## Problem
Your answer should be only a number: how many lines include the word "Atik".

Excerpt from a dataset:
══════
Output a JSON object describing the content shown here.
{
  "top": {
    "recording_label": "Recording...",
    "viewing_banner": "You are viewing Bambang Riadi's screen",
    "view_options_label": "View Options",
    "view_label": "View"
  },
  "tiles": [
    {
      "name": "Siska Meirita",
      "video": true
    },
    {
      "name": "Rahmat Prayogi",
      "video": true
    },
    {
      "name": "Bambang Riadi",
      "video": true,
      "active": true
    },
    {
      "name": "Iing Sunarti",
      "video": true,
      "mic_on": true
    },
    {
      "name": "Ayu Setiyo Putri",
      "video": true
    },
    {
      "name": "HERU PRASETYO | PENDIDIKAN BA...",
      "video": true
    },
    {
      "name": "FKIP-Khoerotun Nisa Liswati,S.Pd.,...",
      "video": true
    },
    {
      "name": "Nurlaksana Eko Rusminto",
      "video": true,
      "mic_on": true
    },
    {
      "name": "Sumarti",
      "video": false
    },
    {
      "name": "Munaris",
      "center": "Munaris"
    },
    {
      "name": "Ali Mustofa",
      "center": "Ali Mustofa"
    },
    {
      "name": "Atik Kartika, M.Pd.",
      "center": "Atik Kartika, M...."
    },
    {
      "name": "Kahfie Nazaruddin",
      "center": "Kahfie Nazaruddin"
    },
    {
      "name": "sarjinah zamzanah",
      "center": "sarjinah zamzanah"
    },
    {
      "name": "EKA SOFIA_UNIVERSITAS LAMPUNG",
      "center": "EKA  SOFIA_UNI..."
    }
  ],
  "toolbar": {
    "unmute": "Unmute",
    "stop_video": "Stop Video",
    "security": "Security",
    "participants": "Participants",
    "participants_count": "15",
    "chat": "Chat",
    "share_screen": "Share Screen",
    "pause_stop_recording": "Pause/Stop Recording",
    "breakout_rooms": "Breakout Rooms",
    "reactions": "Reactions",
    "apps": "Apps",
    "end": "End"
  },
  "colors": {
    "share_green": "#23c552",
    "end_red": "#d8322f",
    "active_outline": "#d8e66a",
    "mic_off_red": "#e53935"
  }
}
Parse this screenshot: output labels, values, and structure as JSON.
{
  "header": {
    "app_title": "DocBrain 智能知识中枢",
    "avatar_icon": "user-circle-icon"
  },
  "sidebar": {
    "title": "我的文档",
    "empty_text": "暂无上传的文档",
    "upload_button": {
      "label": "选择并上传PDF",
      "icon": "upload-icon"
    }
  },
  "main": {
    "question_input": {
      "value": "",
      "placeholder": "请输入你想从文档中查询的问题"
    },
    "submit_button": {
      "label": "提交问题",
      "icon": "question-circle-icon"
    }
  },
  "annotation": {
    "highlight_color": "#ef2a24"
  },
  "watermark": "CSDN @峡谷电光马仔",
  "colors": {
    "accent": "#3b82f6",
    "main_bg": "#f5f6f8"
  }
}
══════
## Worked solution
2